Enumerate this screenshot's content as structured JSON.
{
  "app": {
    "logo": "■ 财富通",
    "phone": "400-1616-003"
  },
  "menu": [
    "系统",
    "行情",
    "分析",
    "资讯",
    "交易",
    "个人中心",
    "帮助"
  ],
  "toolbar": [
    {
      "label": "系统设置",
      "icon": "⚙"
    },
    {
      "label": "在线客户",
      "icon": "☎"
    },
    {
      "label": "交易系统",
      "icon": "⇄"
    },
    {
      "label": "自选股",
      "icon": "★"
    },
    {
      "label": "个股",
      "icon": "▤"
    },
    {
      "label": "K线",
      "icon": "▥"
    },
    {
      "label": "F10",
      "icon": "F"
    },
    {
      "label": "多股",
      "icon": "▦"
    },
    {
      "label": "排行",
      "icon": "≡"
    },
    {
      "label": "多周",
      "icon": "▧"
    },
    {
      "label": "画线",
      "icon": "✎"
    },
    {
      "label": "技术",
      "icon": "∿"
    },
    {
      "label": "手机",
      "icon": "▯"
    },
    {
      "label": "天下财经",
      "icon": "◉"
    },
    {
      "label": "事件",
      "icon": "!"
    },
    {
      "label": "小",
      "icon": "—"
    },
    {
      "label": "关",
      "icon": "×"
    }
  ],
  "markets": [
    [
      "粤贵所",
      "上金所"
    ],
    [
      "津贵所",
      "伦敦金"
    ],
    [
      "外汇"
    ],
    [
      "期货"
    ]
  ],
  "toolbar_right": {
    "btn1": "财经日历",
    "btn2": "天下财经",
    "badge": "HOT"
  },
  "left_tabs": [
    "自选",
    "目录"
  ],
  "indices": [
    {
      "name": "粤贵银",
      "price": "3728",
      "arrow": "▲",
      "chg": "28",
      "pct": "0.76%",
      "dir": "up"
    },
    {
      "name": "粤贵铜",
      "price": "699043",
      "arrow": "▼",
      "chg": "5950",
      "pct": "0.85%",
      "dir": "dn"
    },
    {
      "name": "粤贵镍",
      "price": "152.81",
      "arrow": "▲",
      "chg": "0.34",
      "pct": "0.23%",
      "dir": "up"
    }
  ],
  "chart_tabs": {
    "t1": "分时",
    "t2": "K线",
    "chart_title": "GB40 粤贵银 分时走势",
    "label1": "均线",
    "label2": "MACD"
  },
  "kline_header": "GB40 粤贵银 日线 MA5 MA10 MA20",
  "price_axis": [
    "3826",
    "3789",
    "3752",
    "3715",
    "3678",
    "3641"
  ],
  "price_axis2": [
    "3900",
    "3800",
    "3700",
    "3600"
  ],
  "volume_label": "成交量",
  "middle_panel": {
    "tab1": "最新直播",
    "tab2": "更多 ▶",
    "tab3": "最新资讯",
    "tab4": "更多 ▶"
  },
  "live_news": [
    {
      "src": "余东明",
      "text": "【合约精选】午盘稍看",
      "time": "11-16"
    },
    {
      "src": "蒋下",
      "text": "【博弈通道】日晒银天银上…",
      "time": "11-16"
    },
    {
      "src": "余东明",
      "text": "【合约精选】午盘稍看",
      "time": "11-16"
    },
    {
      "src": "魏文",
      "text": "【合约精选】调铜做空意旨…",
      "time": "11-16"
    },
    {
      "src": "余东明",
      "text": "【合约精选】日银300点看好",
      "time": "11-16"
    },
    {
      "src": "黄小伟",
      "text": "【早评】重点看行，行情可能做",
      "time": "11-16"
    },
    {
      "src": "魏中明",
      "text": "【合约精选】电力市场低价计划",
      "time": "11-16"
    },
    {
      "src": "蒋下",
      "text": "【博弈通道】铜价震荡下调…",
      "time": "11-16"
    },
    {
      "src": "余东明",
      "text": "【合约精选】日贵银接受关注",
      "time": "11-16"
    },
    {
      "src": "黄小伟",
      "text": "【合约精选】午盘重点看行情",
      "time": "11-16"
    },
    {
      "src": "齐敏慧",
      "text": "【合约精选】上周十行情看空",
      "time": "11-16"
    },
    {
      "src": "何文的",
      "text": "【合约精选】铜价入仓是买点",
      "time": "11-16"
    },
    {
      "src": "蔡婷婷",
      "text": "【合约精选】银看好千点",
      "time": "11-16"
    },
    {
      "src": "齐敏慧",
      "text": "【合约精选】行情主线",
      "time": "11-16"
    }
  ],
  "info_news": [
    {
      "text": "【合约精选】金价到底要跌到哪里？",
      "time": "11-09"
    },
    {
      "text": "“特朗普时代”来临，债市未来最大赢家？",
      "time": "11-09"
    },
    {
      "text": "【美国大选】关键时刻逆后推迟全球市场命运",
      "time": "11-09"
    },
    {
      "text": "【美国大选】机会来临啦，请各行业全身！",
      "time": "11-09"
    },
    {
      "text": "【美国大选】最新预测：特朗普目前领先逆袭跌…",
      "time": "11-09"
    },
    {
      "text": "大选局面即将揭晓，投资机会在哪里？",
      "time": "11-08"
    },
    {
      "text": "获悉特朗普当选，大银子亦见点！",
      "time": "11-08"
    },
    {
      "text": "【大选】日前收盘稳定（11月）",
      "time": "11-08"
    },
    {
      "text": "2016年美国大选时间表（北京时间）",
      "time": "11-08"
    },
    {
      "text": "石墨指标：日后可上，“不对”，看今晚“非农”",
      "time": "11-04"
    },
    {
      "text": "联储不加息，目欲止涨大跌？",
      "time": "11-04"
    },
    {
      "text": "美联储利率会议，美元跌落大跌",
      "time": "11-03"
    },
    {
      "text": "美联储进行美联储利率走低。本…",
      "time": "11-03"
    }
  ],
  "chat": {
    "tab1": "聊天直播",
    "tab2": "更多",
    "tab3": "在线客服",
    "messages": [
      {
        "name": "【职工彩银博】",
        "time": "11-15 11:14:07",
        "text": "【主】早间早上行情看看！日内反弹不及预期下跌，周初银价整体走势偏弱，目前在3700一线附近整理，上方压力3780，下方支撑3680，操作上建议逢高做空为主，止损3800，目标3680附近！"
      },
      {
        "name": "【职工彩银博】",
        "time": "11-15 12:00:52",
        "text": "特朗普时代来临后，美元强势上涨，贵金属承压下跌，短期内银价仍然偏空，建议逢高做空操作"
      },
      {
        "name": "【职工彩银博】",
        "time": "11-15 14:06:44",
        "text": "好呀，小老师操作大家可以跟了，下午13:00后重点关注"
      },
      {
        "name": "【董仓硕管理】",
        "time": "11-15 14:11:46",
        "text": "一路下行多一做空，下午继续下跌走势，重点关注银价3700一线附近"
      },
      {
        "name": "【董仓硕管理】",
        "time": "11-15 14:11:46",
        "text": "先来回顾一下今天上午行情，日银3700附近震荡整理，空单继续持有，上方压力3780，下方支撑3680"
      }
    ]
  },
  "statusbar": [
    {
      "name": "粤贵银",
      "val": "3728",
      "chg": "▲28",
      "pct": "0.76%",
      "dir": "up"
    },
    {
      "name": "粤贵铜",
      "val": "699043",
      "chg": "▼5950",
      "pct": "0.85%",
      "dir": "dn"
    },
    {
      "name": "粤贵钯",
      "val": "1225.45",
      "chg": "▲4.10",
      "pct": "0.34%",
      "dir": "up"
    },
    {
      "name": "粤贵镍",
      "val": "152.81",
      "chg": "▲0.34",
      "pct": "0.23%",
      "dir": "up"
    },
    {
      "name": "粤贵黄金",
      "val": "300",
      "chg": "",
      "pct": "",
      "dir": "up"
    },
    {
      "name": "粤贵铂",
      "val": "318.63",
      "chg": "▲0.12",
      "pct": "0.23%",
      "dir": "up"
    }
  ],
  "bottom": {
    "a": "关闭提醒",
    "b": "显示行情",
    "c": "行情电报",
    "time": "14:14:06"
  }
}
◆ ◆ ◆
**Given exercise**
Print the whole listing again, exactly.

**Final answer**
Enumerate this screenshot's content as structured JSON.
{
  "app": {
    "logo": "■ 财富通",
    "phone": "400-1616-003"
  },
  "menu": [
    "系统",
    "行情",
    "分析",
    "资讯",
    "交易",
    "个人中心",
    "帮助"
  ],
  "toolbar": [
    {
      "label": "系统设置",
      "icon": "⚙"
    },
    {
      "label": "在线客户",
      "icon": "☎"
    },
    {
      "label": "交易系统",
      "icon": "⇄"
    },
    {
      "label": "自选股",
      "icon": "★"
    },
    {
      "label": "个股",
      "icon": "▤"
    },
    {
      "label": "K线",
      "icon": "▥"
    },
    {
      "label": "F10",
      "icon": "F"
    },
    {
      "label": "多股",
      "icon": "▦"
    },
    {
      "label": "排行",
      "icon": "≡"
    },
    {
      "label": "多周",
      "icon": "▧"
    },
    {
      "label": "画线",
      "icon": "✎"
    },
    {
      "label": "技术",
      "icon": "∿"
    },
    {
      "label": "手机",
      "icon": "▯"
    },
    {
      "label": "天下财经",
      "icon": "◉"
    },
    {
      "label": "事件",
      "icon": "!"
    },
    {
      "label": "小",
      "icon": "—"
    },
    {
      "label": "关",
      "icon": "×"
    }
  ],
  "markets": [
    [
      "粤贵所",
      "上金所"
    ],
    [
      "津贵所",
      "伦敦金"
    ],
    [
      "外汇"
    ],
    [
      "期货"
    ]
  ],
  "toolbar_right": {
    "btn1": "财经日历",
    "btn2": "天下财经",
    "badge": "HOT"
  },
  "left_tabs": [
    "自选",
    "目录"
  ],
  "indices": [
    {
      "name": "粤贵银",
      "price": "3728",
      "arrow": "▲",
      "chg": "28",
      "pct": "0.76%",
      "dir": "up"
    },
    {
      "name": "粤贵铜",
      "price": "699043",
      "arrow": "▼",
      "chg": "5950",
      "pct": "0.85%",
      "dir": "dn"
    },
    {
      "name": "粤贵镍",
      "price": "152.81",
      "arrow": "▲",
      "chg": "0.34",
      "pct": "0.23%",
      "dir": "up"
    }
  ],
  "chart_tabs": {
    "t1": "分时",
    "t2": "K线",
    "chart_title": "GB40 粤贵银 分时走势",
    "label1": "均线",
    "label2": "MACD"
  },
  "kline_header": "GB40 粤贵银 日线 MA5 MA10 MA20",
  "price_axis": [
    "3826",
    "3789",
    "3752",
    "3715",
    "3678",
    "3641"
  ],
  "price_axis2": [
    "3900",
    "3800",
    "3700",
    "3600"
  ],
  "volume_label": "成交量",
  "middle_panel": {
    "tab1": "最新直播",
    "tab2": "更多 ▶",
    "tab3": "最新资讯",
    "tab4": "更多 ▶"
  },
  "live_news": [
    {
      "src": "余东明",
      "text": "【合约精选】午盘稍看",
      "time": "11-16"
    },
    {
      "src": "蒋下",
      "text": "【博弈通道】日晒银天银上…",
      "time": "11-16"
    },
    {
      "src": "余东明",
      "text": "【合约精选】午盘稍看",
      "time": "11-16"
    },
    {
      "src": "魏文",
      "text": "【合约精选】调铜做空意旨…",
      "time": "11-16"
    },
    {
      "src": "余东明",
      "text": "【合约精选】日银300点看好",
      "time": "11-16"
    },
    {
      "src": "黄小伟",
      "text": "【早评】重点看行，行情可能做",
      "time": "11-16"
    },
    {
      "src": "魏中明",
      "text": "【合约精选】电力市场低价计划",
      "time": "11-16"
    },
    {
      "src": "蒋下",
      "text": "【博弈通道】铜价震荡下调…",
      "time": "11-16"
    },
    {
      "src": "余东明",
      "text": "【合约精选】日贵银接受关注",
      "time": "11-16"
    },
    {
      "src": "黄小伟",
      "text": "【合约精选】午盘重点看行情",
      "time": "11-16"
    },
    {
      "src": "齐敏慧",
      "text": "【合约精选】上周十行情看空",
      "time": "11-16"
    },
    {
      "src": "何文的",
      "text": "【合约精选】铜价入仓是买点",
      "time": "11-16"
    },
    {
      "src": "蔡婷婷",
      "text": "【合约精选】银看好千点",
      "time": "11-16"
    },
    {
      "src": "齐敏慧",
      "text": "【合约精选】行情主线",
      "time": "11-16"
    }
  ],
  "info_news": [
    {
      "text": "【合约精选】金价到底要跌到哪里？",
      "time": "11-09"
    },
    {
      "text": "“特朗普时代”来临，债市未来最大赢家？",
      "time": "11-09"
    },
    {
      "text": "【美国大选】关键时刻逆后推迟全球市场命运",
      "time": "11-09"
    },
    {
      "text": "【美国大选】机会来临啦，请各行业全身！",
      "time": "11-09"
    },
    {
      "text": "【美国大选】最新预测：特朗普目前领先逆袭跌…",
      "time": "11-09"
    },
    {
      "text": "大选局面即将揭晓，投资机会在哪里？",
      "time": "11-08"
    },
    {
      "text": "获悉特朗普当选，大银子亦见点！",
      "time": "11-08"
    },
    {
      "text": "【大选】日前收盘稳定（11月）",
      "time": "11-08"
    },
    {
      "text": "2016年美国大选时间表（北京时间）",
      "time": "11-08"
    },
    {
      "text": "石墨指标：日后可上，“不对”，看今晚“非农”",
      "time": "11-04"
    },
    {
      "text": "联储不加息，目欲止涨大跌？",
      "time": "11-04"
    },
    {
      "text": "美联储利率会议，美元跌落大跌",
      "time": "11-03"
    },
    {
      "text": "美联储进行美联储利率走低。本…",
      "time": "11-03"
    }
  ],
  "chat": {
    "tab1": "聊天直播",
    "tab2": "更多",
    "tab3": "在线客服",
    "messages": [
      {
        "name": "【职工彩银博】",
        "time": "11-15 11:14:07",
        "text": "【主】早间早上行情看看！日内反弹不及预期下跌，周初银价整体走势偏弱，目前在3700一线附近整理，上方压力3780，下方支撑3680，操作上建议逢高做空为主，止损3800，目标3680附近！"
      },
      {
        "name": "【职工彩银博】",
        "time": "11-15 12:00:52",
        "text": "特朗普时代来临后，美元强势上涨，贵金属承压下跌，短期内银价仍然偏空，建议逢高做空操作"
      },
      {
        "name": "【职工彩银博】",
        "time": "11-15 14:06:44",
        "text": "好呀，小老师操作大家可以跟了，下午13:00后重点关注"
      },
      {
        "name": "【董仓硕管理】",
        "time": "11-15 14:11:46",
        "text": "一路下行多一做空，下午继续下跌走势，重点关注银价3700一线附近"
      },
      {
        "name": "【董仓硕管理】",
        "time": "11-15 14:11:46",
        "text": "先来回顾一下今天上午行情，日银3700附近震荡整理，空单继续持有，上方压力3780，下方支撑3680"
      }
    ]
  },
  "statusbar": [
    {
      "name": "粤贵银",
      "val": "3728",
      "chg": "▲28",
      "pct": "0.76%",
      "dir": "up"
    },
    {
      "name": "粤贵铜",
      "val": "699043",
      "chg": "▼5950",
      "pct": "0.85%",
      "dir": "dn"
    },
    {
      "name": "粤贵钯",
      "val": "1225.45",
      "chg": "▲4.10",
      "pct": "0.34%",
      "dir": "up"
    },
    {
      "name": "粤贵镍",
      "val": "152.81",
      "chg": "▲0.34",
      "pct": "0.23%",
      "dir": "up"
    },
    {
      "name": "粤贵黄金",
      "val": "300",
      "chg": "",
      "pct": "",
      "dir": "up"
    },
    {
      "name": "粤贵铂",
      "val": "318.63",
      "chg": "▲0.12",
      "pct": "0.23%",
      "dir": "up"
    }
  ],
  "bottom": {
    "a": "关闭提醒",
    "b": "显示行情",
    "c": "行情电报",
    "time": "14:14:06"
  }
}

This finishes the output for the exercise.